• What you need to do:
Leave out any pictures and transcribe all other data below exactly.

• Exercise materials:
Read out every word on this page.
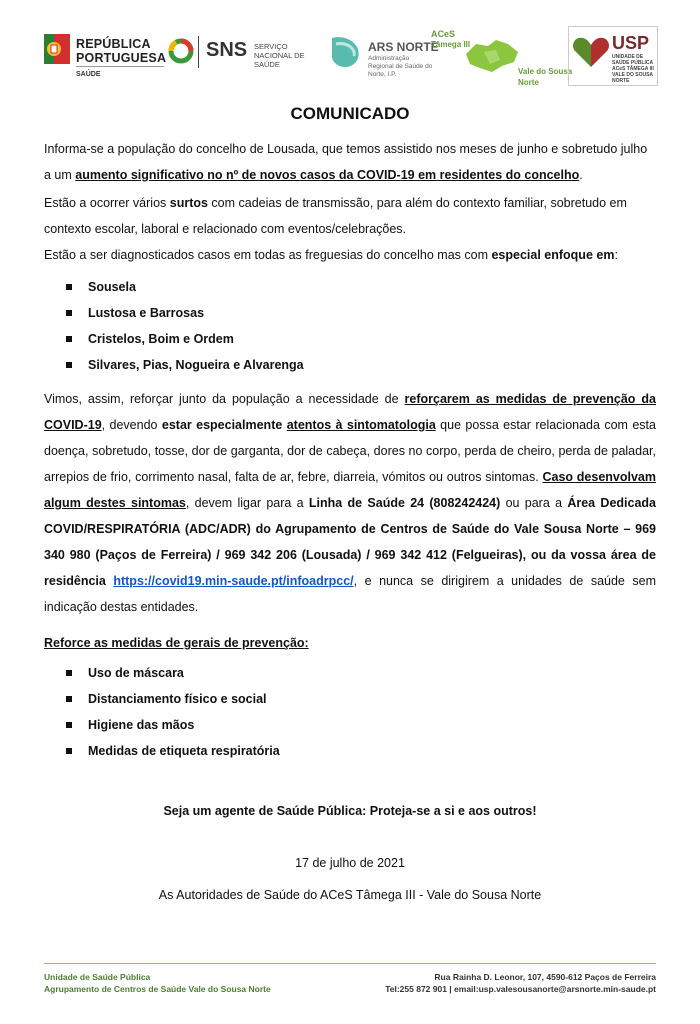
REPÚBLICA
PORTUGUESA
SAÚDE
SNS SERVIÇO NACIONAL DE SAÚDE
ARS NORTE
Administração Regional de Saúde do Norte, I.P.
ACeS
Tâmega III
Vale do Sousa
Norte
USP
UNIDADE DE SAÚDE PÚBLICA ACeS TÂMEGA III VALE DO SOUSA NORTE
COMUNICADO

Informa-se a população do concelho de Lousada, que temos assistido nos meses de junho e sobretudo julho a um aumento significativo no nº de novos casos da COVID-19 em residentes do concelho.

Estão a ocorrer vários surtos com cadeias de transmissão, para além do contexto familiar, sobretudo em contexto escolar, laboral e relacionado com eventos/celebrações.

Estão a ser diagnosticados casos em todas as freguesias do concelho mas com especial enfoque em:

Sousela
Lustosa e Barrosas
Cristelos, Boim e Ordem
Silvares, Pias, Nogueira e Alvarenga

Vimos, assim, reforçar junto da população a necessidade de reforçarem as medidas de prevenção da COVID-19, devendo estar especialmente atentos à sintomatologia que possa estar relacionada com esta doença, sobretudo, tosse, dor de garganta, dor de cabeça, dores no corpo, perda de cheiro, perda de paladar, arrepios de frio, corrimento nasal, falta de ar, febre, diarreia, vómitos ou outros sintomas. Caso desenvolvam algum destes sintomas, devem ligar para a Linha de Saúde 24 (808242424) ou para a Área Dedicada COVID/RESPIRATÓRIA (ADC/ADR) do Agrupamento de Centros de Saúde do Vale Sousa Norte – 969 340 980 (Paços de Ferreira) / 969 342 206 (Lousada) / 969 342 412 (Felgueiras), ou da vossa área de residência https://covid19.min-saude.pt/infoadrpcc/, e nunca se dirigirem a unidades de saúde sem indicação destas entidades.

Reforce as medidas de gerais de prevenção:

Uso de máscara
Distanciamento físico e social
Higiene das mãos
Medidas de etiqueta respiratória
Seja um agente de Saúde Pública: Proteja-se a si e aos outros!
17 de julho de 2021
As Autoridades de Saúde do ACeS Tâmega III - Vale do Sousa Norte
Unidade de Saúde Pública
Agrupamento de Centros de Saúde Vale do Sousa Norte
Rua Rainha D. Leonor, 107, 4590-612 Paços de Ferreira
Tel:255 872 901 | email:usp.valesousanorte@arsnorte.min-saude.pt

• Result:
Read out every word on this page.
REPÚBLICA
PORTUGUESA
SAÚDE
SNS SERVIÇO NACIONAL DE SAÚDE
ARS NORTE
Administração Regional de Saúde do Norte, I.P.
ACeS
Tâmega III
Vale do Sousa
Norte
USP
UNIDADE DE SAÚDE PÚBLICA ACeS TÂMEGA III VALE DO SOUSA NORTE
COMUNICADO

Informa-se a população do concelho de Lousada, que temos assistido nos meses de junho e sobretudo julho a um aumento significativo no nº de novos casos da COVID-19 em residentes do concelho.

Estão a ocorrer vários surtos com cadeias de transmissão, para além do contexto familiar, sobretudo em contexto escolar, laboral e relacionado com eventos/celebrações.

Estão a ser diagnosticados casos em todas as freguesias do concelho mas com especial enfoque em:

Sousela
Lustosa e Barrosas
Cristelos, Boim e Ordem
Silvares, Pias, Nogueira e Alvarenga

Vimos, assim, reforçar junto da população a necessidade de reforçarem as medidas de prevenção da COVID-19, devendo estar especialmente atentos à sintomatologia que possa estar relacionada com esta doença, sobretudo, tosse, dor de garganta, dor de cabeça, dores no corpo, perda de cheiro, perda de paladar, arrepios de frio, corrimento nasal, falta de ar, febre, diarreia, vómitos ou outros sintomas. Caso desenvolvam algum destes sintomas, devem ligar para a Linha de Saúde 24 (808242424) ou para a Área Dedicada COVID/RESPIRATÓRIA (ADC/ADR) do Agrupamento de Centros de Saúde do Vale Sousa Norte – 969 340 980 (Paços de Ferreira) / 969 342 206 (Lousada) / 969 342 412 (Felgueiras), ou da vossa área de residência https://covid19.min-saude.pt/infoadrpcc/, e nunca se dirigirem a unidades de saúde sem indicação destas entidades.

Reforce as medidas de gerais de prevenção:

Uso de máscara
Distanciamento físico e social
Higiene das mãos
Medidas de etiqueta respiratória
Seja um agente de Saúde Pública: Proteja-se a si e aos outros!
17 de julho de 2021
As Autoridades de Saúde do ACeS Tâmega III - Vale do Sousa Norte
Unidade de Saúde Pública
Agrupamento de Centros de Saúde Vale do Sousa Norte
Rua Rainha D. Leonor, 107, 4590-612 Paços de Ferreira
Tel:255 872 901 | email:usp.valesousanorte@arsnorte.min-saude.pt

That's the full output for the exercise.